## Exercise brief
Can you update the items from the first line through the line that contains "4, 474, 32]", changing "back-arrow-icon" to "return-arrow-icon" and keeping everything else the same?

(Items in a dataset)
****
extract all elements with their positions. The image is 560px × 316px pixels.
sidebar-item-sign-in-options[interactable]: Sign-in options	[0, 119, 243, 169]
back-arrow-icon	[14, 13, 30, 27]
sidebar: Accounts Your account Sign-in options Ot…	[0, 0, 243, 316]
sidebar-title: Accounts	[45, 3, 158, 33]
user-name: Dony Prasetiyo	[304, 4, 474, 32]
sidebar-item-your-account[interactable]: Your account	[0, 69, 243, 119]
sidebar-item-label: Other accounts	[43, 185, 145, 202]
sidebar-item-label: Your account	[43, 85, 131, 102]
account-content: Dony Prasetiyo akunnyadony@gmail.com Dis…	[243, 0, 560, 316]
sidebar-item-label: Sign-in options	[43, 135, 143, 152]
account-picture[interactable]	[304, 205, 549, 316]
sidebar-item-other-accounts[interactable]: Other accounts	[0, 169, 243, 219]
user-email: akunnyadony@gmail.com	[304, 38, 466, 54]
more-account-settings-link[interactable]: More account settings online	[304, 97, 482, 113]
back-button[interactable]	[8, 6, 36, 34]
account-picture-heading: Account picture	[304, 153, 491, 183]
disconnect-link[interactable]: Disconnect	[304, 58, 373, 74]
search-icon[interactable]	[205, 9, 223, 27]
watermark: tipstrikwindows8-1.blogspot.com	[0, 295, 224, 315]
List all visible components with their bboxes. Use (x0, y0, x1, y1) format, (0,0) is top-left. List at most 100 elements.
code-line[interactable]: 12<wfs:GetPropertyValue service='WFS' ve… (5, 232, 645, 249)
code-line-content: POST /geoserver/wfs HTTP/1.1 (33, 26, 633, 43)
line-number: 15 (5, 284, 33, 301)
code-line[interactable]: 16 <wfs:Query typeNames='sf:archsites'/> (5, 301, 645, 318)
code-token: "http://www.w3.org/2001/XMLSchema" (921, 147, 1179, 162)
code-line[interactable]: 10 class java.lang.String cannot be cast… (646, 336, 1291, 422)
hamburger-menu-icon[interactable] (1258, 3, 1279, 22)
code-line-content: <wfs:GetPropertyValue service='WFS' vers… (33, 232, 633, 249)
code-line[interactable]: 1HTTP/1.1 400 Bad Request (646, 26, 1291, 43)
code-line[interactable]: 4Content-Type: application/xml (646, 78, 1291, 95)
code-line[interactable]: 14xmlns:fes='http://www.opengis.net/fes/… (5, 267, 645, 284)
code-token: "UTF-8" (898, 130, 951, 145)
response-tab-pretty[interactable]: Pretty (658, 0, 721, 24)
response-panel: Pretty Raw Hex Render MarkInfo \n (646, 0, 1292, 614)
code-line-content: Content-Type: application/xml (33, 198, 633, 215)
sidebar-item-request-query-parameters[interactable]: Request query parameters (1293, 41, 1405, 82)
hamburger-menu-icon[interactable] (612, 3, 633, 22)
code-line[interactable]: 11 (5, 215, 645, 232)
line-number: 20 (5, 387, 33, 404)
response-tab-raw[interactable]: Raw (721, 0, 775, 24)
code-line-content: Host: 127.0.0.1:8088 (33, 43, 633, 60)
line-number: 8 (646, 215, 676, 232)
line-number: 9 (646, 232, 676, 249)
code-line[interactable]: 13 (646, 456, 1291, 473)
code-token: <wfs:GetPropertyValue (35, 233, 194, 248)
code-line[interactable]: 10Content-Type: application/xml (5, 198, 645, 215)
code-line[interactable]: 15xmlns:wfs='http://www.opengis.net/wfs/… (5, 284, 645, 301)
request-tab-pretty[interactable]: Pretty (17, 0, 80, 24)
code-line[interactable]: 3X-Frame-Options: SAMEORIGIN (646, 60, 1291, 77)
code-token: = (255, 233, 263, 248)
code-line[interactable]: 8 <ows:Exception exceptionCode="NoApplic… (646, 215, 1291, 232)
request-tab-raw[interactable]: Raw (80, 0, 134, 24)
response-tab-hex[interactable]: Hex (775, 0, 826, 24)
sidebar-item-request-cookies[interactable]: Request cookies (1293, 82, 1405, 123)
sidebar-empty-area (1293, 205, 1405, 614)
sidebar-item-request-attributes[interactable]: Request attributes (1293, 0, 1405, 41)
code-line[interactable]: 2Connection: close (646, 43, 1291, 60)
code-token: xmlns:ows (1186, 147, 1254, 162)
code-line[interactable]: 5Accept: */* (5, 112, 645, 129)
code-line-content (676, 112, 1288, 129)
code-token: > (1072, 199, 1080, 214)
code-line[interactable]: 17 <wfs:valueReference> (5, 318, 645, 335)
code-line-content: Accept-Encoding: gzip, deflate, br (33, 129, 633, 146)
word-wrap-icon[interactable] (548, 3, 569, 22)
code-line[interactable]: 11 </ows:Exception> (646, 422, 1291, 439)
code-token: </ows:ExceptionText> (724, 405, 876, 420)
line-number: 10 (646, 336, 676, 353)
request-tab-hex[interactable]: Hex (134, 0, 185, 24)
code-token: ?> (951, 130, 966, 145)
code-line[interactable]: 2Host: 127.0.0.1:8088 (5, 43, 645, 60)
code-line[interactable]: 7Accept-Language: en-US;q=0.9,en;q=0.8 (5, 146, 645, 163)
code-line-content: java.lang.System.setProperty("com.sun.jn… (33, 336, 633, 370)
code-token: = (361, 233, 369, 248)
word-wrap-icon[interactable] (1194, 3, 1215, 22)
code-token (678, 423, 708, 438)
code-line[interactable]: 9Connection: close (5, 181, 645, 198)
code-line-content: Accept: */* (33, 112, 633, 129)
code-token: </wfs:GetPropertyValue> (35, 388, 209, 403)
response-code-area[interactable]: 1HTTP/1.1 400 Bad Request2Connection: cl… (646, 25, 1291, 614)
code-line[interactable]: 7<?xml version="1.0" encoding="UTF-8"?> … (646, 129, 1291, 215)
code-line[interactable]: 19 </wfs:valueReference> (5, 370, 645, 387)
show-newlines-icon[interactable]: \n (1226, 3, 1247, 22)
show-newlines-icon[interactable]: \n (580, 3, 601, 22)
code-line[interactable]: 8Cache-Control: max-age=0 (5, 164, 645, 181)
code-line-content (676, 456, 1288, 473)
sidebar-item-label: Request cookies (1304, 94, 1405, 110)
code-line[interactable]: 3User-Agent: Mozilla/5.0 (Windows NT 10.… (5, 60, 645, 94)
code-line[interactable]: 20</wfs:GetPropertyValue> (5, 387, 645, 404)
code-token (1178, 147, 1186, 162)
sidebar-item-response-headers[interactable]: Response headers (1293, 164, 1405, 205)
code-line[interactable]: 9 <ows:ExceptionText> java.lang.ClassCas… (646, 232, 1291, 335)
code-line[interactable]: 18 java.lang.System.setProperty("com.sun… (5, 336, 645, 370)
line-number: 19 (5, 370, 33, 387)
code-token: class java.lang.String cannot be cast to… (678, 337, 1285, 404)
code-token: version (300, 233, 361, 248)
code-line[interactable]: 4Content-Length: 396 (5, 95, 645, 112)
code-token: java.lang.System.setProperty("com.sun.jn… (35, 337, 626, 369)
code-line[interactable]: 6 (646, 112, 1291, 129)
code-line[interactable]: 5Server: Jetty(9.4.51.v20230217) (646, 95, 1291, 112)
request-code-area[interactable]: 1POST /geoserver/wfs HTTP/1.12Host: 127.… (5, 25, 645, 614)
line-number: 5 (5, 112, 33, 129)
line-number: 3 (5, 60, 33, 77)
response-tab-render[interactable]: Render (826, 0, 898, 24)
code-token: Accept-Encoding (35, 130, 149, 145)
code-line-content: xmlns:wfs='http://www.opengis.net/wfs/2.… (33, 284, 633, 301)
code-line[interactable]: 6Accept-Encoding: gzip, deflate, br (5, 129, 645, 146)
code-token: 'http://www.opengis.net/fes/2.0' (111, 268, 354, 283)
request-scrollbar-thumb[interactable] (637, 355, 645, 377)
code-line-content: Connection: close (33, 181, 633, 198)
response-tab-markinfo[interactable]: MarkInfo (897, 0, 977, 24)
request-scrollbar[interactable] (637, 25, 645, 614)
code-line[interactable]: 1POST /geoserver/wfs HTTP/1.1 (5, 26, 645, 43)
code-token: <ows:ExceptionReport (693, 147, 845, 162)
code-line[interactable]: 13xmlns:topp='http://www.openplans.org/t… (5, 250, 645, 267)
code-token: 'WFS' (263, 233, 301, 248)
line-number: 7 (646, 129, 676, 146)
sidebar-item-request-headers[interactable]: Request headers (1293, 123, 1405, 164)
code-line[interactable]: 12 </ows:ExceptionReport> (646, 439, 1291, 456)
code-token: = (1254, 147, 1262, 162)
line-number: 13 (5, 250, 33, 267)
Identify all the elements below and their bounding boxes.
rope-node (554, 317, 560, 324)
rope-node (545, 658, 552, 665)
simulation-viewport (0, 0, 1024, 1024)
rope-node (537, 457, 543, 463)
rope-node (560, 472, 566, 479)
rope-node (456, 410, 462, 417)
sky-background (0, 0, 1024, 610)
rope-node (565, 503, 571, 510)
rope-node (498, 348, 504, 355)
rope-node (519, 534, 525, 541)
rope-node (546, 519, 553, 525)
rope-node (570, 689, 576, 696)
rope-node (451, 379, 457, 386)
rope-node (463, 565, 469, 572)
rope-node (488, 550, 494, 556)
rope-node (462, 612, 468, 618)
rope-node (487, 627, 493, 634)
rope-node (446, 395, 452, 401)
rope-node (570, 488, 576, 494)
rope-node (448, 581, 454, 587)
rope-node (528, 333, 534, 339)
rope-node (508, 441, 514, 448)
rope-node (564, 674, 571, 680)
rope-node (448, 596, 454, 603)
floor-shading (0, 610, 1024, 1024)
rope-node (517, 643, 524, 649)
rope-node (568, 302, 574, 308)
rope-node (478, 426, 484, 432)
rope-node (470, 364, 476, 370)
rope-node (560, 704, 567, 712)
****
## Result below
extract all elements with their positions. The image is 560px × 316px pixels.
sidebar-item-sign-in-options[interactable]: Sign-in options	[0, 119, 243, 169]
return-arrow-icon	[14, 13, 30, 27]
sidebar: Accounts Your account Sign-in options Ot…	[0, 0, 243, 316]
sidebar-title: Accounts	[45, 3, 158, 33]
user-name: Dony Prasetiyo	[304, 4, 474, 32]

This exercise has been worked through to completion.